## STORED ROWS:
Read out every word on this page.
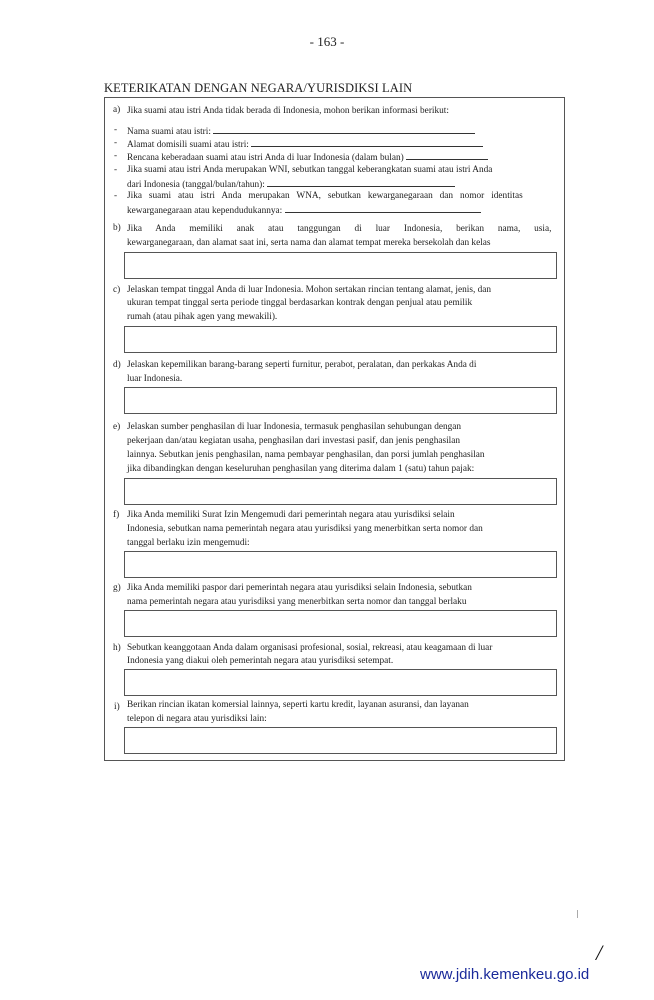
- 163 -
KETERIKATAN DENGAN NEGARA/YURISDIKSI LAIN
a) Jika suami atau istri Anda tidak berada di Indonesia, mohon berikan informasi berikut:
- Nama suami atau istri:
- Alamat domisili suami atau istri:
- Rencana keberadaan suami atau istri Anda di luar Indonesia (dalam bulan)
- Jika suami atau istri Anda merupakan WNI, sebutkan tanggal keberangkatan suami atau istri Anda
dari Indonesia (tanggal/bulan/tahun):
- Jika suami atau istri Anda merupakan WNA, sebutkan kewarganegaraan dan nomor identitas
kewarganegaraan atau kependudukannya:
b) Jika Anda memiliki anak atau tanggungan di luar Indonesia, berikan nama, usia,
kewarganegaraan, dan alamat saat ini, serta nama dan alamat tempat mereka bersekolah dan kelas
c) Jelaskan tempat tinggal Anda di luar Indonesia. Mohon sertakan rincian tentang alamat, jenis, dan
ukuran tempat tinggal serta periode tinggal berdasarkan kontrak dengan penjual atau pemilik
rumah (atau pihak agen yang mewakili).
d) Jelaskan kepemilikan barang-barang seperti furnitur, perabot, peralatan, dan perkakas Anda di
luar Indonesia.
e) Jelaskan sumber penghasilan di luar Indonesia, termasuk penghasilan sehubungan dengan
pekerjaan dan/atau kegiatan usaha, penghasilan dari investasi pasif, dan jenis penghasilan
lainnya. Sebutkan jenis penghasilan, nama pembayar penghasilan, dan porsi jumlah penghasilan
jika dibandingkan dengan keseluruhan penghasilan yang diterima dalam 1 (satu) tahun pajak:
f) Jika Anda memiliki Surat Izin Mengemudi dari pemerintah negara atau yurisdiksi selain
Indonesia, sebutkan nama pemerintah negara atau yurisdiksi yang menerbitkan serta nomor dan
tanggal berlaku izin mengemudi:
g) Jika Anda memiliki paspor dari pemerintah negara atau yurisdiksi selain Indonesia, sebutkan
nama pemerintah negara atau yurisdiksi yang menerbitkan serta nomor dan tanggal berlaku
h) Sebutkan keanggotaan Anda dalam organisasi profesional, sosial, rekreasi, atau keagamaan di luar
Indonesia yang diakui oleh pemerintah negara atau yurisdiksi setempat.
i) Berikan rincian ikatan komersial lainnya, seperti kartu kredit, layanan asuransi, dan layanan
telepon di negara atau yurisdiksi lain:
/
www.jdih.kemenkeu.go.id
* * *
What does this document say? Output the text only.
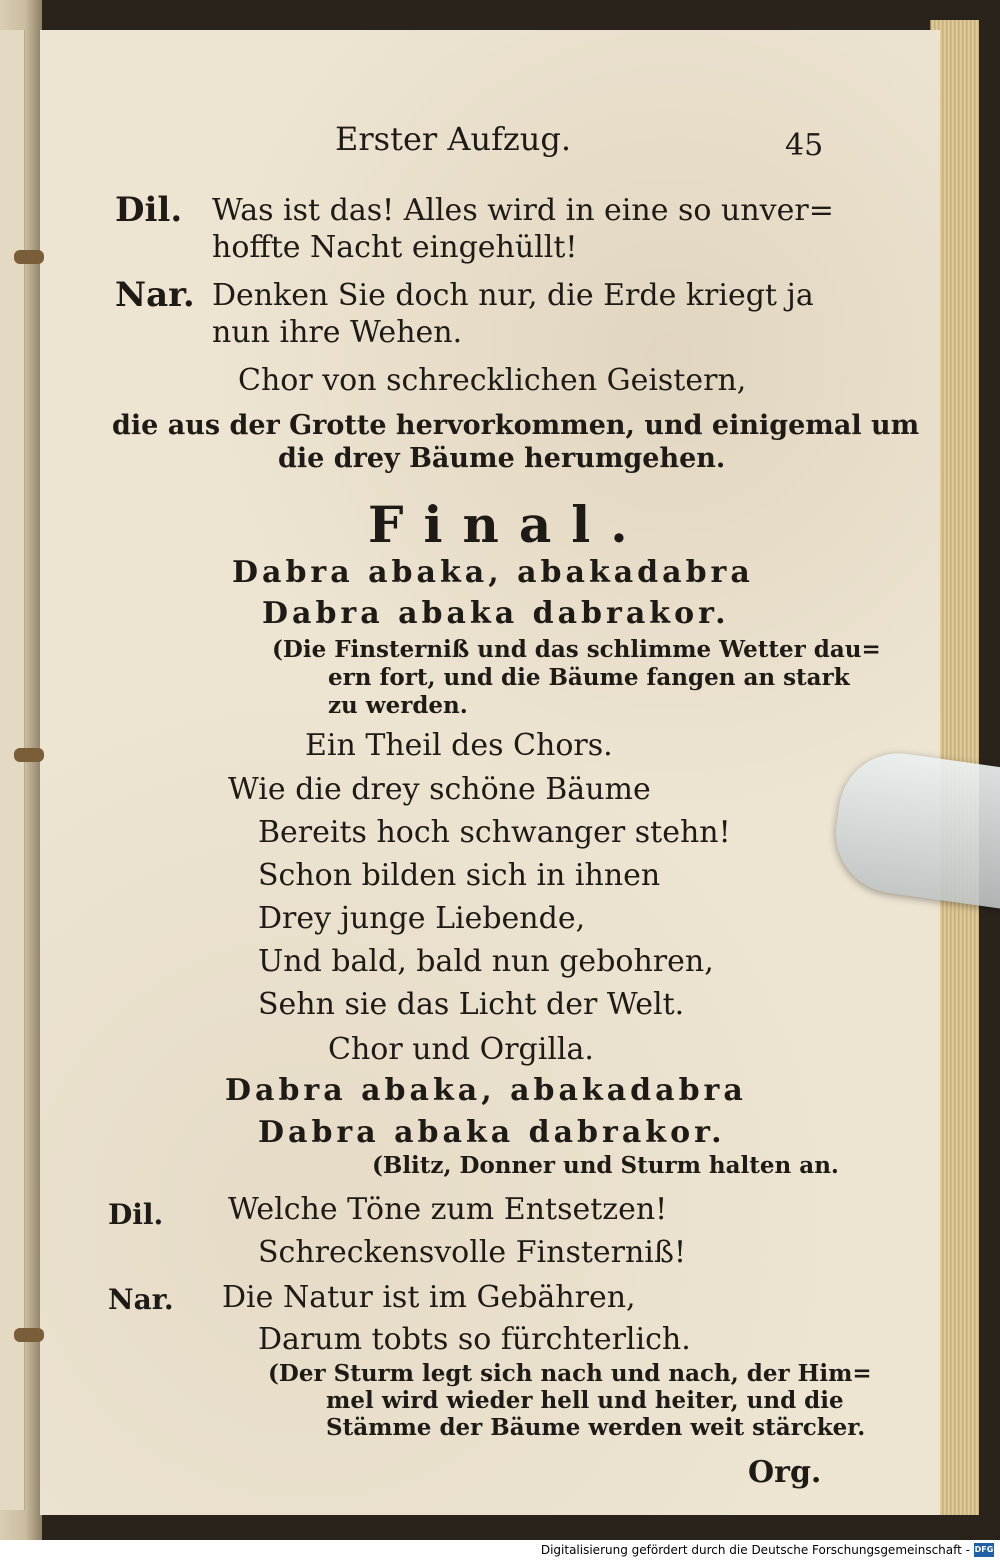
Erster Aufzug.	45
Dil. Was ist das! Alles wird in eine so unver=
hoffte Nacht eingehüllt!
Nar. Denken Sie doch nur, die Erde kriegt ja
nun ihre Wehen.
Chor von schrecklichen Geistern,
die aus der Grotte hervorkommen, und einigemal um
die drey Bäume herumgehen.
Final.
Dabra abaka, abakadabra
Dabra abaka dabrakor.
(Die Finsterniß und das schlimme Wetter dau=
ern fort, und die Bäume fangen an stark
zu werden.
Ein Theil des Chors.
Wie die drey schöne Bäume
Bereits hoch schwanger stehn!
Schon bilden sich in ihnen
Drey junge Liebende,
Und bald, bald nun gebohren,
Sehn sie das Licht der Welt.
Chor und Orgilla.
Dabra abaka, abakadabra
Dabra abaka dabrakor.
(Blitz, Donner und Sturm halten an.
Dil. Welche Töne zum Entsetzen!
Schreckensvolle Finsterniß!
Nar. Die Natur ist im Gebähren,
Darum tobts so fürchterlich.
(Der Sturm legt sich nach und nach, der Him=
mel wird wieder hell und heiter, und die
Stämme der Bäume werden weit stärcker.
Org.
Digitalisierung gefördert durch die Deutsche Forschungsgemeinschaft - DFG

## GIVEN REQUEST:
From the data above, show each line that contains "wird".

## TASK RESULT:
Dil. Was ist das! Alles wird in eine so unver=
mel wird wieder hell und heiter, und die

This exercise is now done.